## Dataset entries
· · · · · · ·
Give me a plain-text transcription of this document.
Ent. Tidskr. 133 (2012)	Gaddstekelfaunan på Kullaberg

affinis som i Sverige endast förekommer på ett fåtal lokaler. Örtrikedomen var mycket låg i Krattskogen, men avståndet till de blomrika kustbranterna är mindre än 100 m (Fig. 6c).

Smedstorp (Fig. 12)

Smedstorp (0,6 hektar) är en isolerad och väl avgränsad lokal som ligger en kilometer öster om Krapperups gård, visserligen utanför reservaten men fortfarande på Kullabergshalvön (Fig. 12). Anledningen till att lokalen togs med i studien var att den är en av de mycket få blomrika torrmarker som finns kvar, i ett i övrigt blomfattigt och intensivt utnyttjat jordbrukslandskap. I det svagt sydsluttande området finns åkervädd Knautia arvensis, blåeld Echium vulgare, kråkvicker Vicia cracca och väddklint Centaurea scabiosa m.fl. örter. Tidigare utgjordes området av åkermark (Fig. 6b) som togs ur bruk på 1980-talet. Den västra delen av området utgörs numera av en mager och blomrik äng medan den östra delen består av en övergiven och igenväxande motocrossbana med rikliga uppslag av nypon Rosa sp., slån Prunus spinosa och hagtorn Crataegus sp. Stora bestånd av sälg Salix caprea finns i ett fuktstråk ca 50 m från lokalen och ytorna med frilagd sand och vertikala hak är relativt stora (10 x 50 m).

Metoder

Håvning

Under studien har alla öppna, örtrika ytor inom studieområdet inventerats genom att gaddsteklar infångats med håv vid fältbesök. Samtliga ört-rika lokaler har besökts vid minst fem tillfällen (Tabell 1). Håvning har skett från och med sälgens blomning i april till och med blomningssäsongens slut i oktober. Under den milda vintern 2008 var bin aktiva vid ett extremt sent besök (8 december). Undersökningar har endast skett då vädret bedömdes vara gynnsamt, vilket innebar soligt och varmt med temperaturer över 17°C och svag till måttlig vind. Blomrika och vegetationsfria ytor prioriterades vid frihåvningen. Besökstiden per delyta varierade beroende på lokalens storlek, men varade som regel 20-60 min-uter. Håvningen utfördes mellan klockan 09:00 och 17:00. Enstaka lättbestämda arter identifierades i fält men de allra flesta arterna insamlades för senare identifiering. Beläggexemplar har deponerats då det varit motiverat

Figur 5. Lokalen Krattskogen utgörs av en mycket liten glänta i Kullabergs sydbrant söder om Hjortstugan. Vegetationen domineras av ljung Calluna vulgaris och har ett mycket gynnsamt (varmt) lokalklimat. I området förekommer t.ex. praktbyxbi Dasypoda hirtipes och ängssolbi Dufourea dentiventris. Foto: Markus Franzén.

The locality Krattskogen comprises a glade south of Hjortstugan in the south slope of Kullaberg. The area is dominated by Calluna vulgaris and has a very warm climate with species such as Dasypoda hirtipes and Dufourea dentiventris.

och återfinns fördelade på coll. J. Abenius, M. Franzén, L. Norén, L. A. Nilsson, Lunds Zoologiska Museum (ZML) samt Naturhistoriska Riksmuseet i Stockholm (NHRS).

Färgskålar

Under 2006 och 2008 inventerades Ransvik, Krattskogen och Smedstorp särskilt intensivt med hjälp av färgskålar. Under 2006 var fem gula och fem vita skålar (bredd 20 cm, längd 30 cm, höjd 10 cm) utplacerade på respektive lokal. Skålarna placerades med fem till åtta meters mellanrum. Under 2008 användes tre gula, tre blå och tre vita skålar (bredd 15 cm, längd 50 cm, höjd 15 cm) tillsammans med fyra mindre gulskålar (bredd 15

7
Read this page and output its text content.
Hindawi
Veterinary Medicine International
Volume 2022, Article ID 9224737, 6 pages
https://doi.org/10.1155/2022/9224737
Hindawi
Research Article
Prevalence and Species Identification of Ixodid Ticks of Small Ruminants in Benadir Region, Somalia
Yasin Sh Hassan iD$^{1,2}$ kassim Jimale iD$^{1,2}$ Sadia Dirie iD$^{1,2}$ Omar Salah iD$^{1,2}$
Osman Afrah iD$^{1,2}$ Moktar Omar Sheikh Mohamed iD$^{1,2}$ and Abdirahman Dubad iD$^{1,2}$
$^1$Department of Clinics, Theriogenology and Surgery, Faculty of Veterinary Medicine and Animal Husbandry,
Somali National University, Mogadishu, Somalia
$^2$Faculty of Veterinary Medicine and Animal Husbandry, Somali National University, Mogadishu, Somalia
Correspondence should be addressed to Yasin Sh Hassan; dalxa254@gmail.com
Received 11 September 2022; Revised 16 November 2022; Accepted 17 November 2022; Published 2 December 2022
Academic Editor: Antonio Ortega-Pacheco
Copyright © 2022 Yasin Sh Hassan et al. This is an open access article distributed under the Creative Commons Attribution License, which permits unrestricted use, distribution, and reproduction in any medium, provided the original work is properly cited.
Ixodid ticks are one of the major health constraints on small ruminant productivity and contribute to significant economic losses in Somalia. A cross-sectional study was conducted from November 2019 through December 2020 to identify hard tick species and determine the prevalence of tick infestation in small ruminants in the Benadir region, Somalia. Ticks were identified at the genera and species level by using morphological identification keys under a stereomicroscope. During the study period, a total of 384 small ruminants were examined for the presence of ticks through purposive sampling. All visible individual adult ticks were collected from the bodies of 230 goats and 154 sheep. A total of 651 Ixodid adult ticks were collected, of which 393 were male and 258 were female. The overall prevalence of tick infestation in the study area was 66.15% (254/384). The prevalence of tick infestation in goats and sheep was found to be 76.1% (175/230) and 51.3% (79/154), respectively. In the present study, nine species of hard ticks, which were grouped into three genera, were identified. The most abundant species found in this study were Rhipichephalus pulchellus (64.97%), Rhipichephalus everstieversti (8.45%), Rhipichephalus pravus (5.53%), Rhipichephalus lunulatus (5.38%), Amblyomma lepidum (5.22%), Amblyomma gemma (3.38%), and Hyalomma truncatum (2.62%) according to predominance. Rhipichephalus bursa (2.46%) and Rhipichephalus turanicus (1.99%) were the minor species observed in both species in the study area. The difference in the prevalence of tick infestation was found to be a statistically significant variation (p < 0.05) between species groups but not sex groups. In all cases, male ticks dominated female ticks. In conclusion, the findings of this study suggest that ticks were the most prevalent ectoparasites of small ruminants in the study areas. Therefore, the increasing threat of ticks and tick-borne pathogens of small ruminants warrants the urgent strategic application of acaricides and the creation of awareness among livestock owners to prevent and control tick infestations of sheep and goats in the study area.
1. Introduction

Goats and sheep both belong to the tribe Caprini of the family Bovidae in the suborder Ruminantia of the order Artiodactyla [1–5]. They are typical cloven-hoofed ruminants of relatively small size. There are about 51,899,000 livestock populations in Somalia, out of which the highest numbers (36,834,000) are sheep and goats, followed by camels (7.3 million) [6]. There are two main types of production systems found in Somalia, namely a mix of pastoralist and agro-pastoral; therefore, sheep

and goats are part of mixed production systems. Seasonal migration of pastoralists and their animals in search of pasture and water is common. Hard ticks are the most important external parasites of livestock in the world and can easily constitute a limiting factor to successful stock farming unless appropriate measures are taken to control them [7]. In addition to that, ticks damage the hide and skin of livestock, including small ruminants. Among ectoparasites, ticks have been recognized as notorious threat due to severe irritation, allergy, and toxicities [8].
· · · · · · ·
The lines in the listing that include the word "Husbandry" are to be counted; give only that number.

2